■ Aim: Return the records that follow, matching each one exactly.

■ Data to process:
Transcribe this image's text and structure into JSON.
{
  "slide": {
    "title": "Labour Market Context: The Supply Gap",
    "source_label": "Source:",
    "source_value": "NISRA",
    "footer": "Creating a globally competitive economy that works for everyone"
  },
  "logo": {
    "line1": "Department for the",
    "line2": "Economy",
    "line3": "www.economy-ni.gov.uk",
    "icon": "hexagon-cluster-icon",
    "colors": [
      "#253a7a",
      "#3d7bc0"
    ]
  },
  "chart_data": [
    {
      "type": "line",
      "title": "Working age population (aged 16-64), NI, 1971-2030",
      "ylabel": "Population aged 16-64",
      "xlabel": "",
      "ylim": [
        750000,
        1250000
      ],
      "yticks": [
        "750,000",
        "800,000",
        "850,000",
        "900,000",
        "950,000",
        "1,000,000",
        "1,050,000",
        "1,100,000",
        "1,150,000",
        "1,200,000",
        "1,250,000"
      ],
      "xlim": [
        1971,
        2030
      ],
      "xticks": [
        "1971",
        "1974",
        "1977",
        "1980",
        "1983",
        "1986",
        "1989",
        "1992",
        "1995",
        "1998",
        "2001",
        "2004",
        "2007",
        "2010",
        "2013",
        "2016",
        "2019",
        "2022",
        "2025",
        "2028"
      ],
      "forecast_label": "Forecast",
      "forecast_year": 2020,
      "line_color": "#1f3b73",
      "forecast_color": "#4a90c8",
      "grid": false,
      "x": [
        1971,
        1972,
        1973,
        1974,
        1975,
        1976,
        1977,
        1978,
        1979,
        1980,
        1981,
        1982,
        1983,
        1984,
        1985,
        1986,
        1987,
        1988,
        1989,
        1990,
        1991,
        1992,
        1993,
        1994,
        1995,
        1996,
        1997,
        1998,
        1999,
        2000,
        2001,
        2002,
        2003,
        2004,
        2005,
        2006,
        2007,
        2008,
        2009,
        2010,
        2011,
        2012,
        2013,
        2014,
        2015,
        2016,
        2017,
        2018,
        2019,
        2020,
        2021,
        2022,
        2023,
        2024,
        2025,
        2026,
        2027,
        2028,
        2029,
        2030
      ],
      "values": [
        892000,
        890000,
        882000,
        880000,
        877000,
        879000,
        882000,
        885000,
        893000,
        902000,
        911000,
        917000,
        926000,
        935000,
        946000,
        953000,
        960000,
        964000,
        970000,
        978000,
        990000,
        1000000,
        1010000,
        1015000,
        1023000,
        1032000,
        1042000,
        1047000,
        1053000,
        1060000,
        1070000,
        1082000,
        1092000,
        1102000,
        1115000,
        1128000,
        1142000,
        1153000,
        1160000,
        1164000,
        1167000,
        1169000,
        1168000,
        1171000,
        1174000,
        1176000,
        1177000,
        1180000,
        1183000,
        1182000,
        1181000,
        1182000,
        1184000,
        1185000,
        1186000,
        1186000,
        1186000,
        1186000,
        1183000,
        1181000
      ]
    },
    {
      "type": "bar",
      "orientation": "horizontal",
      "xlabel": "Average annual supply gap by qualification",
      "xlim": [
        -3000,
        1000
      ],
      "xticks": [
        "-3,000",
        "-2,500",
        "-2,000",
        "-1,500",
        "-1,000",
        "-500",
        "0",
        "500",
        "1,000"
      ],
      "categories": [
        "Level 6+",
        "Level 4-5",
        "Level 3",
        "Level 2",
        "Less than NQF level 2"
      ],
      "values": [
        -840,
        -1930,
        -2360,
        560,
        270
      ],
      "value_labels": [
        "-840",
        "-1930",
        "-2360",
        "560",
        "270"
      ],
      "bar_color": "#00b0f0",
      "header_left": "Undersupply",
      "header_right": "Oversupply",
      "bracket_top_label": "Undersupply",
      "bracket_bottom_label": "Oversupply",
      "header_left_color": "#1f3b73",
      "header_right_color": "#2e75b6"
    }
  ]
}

■ Result:
Transcribe this image's text and structure into JSON.
{
  "slide": {
    "title": "Labour Market Context: The Supply Gap",
    "source_label": "Source:",
    "source_value": "NISRA",
    "footer": "Creating a globally competitive economy that works for everyone"
  },
  "logo": {
    "line1": "Department for the",
    "line2": "Economy",
    "line3": "www.economy-ni.gov.uk",
    "icon": "hexagon-cluster-icon",
    "colors": [
      "#253a7a",
      "#3d7bc0"
    ]
  },
  "chart_data": [
    {
      "type": "line",
      "title": "Working age population (aged 16-64), NI, 1971-2030",
      "ylabel": "Population aged 16-64",
      "xlabel": "",
      "ylim": [
        750000,
        1250000
      ],
      "yticks": [
        "750,000",
        "800,000",
        "850,000",
        "900,000",
        "950,000",
        "1,000,000",
        "1,050,000",
        "1,100,000",
        "1,150,000",
        "1,200,000",
        "1,250,000"
      ],
      "xlim": [
        1971,
        2030
      ],
      "xticks": [
        "1971",
        "1974",
        "1977",
        "1980",
        "1983",
        "1986",
        "1989",
        "1992",
        "1995",
        "1998",
        "2001",
        "2004",
        "2007",
        "2010",
        "2013",
        "2016",
        "2019",
        "2022",
        "2025",
        "2028"
      ],
      "forecast_label": "Forecast",
      "forecast_year": 2020,
      "line_color": "#1f3b73",
      "forecast_color": "#4a90c8",
      "grid": false,
      "x": [
        1971,
        1972,
        1973,
        1974,
        1975,
        1976,
        1977,
        1978,
        1979,
        1980,
        1981,
        1982,
        1983,
        1984,
        1985,
        1986,
        1987,
        1988,
        1989,
        1990,
        1991,
        1992,
        1993,
        1994,
        1995,
        1996,
        1997,
        1998,
        1999,
        2000,
        2001,
        2002,
        2003,
        2004,
        2005,
        2006,
        2007,
        2008,
        2009,
        2010,
        2011,
        2012,
        2013,
        2014,
        2015,
        2016,
        2017,
        2018,
        2019,
        2020,
        2021,
        2022,
        2023,
        2024,
        2025,
        2026,
        2027,
        2028,
        2029,
        2030
      ],
      "values": [
        892000,
        890000,
        882000,
        880000,
        877000,
        879000,
        882000,
        885000,
        893000,
        902000,
        911000,
        917000,
        926000,
        935000,
        946000,
        953000,
        960000,
        964000,
        970000,
        978000,
        990000,
        1000000,
        1010000,
        1015000,
        1023000,
        1032000,
        1042000,
        1047000,
        1053000,
        1060000,
        1070000,
        1082000,
        1092000,
        1102000,
        1115000,
        1128000,
        1142000,
        1153000,
        1160000,
        1164000,
        1167000,
        1169000,
        1168000,
        1171000,
        1174000,
        1176000,
        1177000,
        1180000,
        1183000,
        1182000,
        1181000,
        1182000,
        1184000,
        1185000,
        1186000,
        1186000,
        1186000,
        1186000,
        1183000,
        1181000
      ]
    },
    {
      "type": "bar",
      "orientation": "horizontal",
      "xlabel": "Average annual supply gap by qualification",
      "xlim": [
        -3000,
        1000
      ],
      "xticks": [
        "-3,000",
        "-2,500",
        "-2,000",
        "-1,500",
        "-1,000",
        "-500",
        "0",
        "500",
        "1,000"
      ],
      "categories": [
        "Level 6+",
        "Level 4-5",
        "Level 3",
        "Level 2",
        "Less than NQF level 2"
      ],
      "values": [
        -840,
        -1930,
        -2360,
        560,
        270
      ],
      "value_labels": [
        "-840",
        "-1930",
        "-2360",
        "560",
        "270"
      ],
      "bar_color": "#00b0f0",
      "header_left": "Undersupply",
      "header_right": "Oversupply",
      "bracket_top_label": "Undersupply",
      "bracket_bottom_label": "Oversupply",
      "header_left_color": "#1f3b73",
      "header_right_color": "#2e75b6"
    }
  ]
}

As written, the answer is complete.